TASK OBJECTIVE: Return every line of the material exactly.
-- start of GIVEN DATA --
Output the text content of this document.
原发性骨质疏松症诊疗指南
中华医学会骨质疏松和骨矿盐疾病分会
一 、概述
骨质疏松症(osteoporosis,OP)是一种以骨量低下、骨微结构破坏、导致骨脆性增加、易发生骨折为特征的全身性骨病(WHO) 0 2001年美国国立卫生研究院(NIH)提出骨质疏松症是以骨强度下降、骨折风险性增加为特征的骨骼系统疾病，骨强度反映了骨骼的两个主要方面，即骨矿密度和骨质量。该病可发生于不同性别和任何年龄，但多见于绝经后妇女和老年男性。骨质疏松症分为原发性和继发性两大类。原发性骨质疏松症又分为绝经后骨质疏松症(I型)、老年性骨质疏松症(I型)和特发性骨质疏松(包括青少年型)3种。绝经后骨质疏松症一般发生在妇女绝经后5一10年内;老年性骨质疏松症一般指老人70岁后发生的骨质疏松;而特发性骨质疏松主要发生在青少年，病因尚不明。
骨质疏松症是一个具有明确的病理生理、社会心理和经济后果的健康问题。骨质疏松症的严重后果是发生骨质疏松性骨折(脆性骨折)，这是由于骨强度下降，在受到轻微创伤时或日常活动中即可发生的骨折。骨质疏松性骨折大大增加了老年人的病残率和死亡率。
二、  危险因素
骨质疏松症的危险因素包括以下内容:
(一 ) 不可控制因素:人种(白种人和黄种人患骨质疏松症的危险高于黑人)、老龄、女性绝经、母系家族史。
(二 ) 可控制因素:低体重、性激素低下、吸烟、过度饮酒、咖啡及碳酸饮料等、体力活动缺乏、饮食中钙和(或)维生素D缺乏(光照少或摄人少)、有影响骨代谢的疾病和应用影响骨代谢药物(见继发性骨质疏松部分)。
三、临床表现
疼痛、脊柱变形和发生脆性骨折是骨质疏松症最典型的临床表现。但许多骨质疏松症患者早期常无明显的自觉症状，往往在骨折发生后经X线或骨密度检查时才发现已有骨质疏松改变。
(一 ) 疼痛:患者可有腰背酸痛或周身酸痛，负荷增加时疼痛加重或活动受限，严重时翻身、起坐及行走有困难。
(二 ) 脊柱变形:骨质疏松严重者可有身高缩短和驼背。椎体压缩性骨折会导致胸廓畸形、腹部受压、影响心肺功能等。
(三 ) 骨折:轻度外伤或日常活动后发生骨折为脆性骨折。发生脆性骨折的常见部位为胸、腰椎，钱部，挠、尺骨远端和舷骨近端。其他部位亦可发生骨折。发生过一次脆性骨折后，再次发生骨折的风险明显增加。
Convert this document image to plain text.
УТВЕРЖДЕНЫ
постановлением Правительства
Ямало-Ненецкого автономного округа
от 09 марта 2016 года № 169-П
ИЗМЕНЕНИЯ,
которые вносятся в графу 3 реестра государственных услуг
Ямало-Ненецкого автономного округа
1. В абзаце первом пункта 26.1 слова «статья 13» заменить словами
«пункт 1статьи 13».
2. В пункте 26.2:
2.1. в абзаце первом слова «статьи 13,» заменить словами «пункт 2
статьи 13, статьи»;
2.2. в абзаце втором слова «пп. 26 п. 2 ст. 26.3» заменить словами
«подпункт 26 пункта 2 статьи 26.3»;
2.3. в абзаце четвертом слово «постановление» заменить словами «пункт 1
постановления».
-- end of GIVEN DATA --
REPLY TO THE TASK:
Output the text content of this document.
原发性骨质疏松症诊疗指南
中华医学会骨质疏松和骨矿盐疾病分会
一 、概述
骨质疏松症(osteoporosis,OP)是一种以骨量低下、骨微结构破坏、导致骨脆性增加、易发生骨折为特征的全身性骨病(WHO) 0 2001年美国国立卫生研究院(NIH)提出骨质疏松症是以骨强度下降、骨折风险性增加为特征的骨骼系统疾病，骨强度反映了骨骼的两个主要方面，即骨矿密度和骨质量。该病可发生于不同性别和任何年龄，但多见于绝经后妇女和老年男性。骨质疏松症分为原发性和继发性两大类。原发性骨质疏松症又分为绝经后骨质疏松症(I型)、老年性骨质疏松症(I型)和特发性骨质疏松(包括青少年型)3种。绝经后骨质疏松症一般发生在妇女绝经后5一10年内;老年性骨质疏松症一般指老人70岁后发生的骨质疏松;而特发性骨质疏松主要发生在青少年，病因尚不明。
骨质疏松症是一个具有明确的病理生理、社会心理和经济后果的健康问题。骨质疏松症的严重后果是发生骨质疏松性骨折(脆性骨折)，这是由于骨强度下降，在受到轻微创伤时或日常活动中即可发生的骨折。骨质疏松性骨折大大增加了老年人的病残率和死亡率。
二、  危险因素
骨质疏松症的危险因素包括以下内容:
(一 ) 不可控制因素:人种(白种人和黄种人患骨质疏松症的危险高于黑人)、老龄、女性绝经、母系家族史。
(二 ) 可控制因素:低体重、性激素低下、吸烟、过度饮酒、咖啡及碳酸饮料等、体力活动缺乏、饮食中钙和(或)维生素D缺乏(光照少或摄人少)、有影响骨代谢的疾病和应用影响骨代谢药物(见继发性骨质疏松部分)。
三、临床表现
疼痛、脊柱变形和发生脆性骨折是骨质疏松症最典型的临床表现。但许多骨质疏松症患者早期常无明显的自觉症状，往往在骨折发生后经X线或骨密度检查时才发现已有骨质疏松改变。
(一 ) 疼痛:患者可有腰背酸痛或周身酸痛，负荷增加时疼痛加重或活动受限，严重时翻身、起坐及行走有困难。
(二 ) 脊柱变形:骨质疏松严重者可有身高缩短和驼背。椎体压缩性骨折会导致胸廓畸形、腹部受压、影响心肺功能等。
(三 ) 骨折:轻度外伤或日常活动后发生骨折为脆性骨折。发生脆性骨折的常见部位为胸、腰椎，钱部，挠、尺骨远端和舷骨近端。其他部位亦可发生骨折。发生过一次脆性骨折后，再次发生骨折的风险明显增加。
Convert this document image to plain text.
УТВЕРЖДЕНЫ
постановлением Правительства
Ямало-Ненецкого автономного округа
от 09 марта 2016 года № 169-П
ИЗМЕНЕНИЯ,
которые вносятся в графу 3 реестра государственных услуг
Ямало-Ненецкого автономного округа
1. В абзаце первом пункта 26.1 слова «статья 13» заменить словами
«пункт 1статьи 13».
2. В пункте 26.2:
2.1. в абзаце первом слова «статьи 13,» заменить словами «пункт 2
статьи 13, статьи»;
2.2. в абзаце втором слова «пп. 26 п. 2 ст. 26.3» заменить словами
«подпункт 26 пункта 2 статьи 26.3»;
2.3. в абзаце четвертом слово «постановление» заменить словами «пункт 1
постановления».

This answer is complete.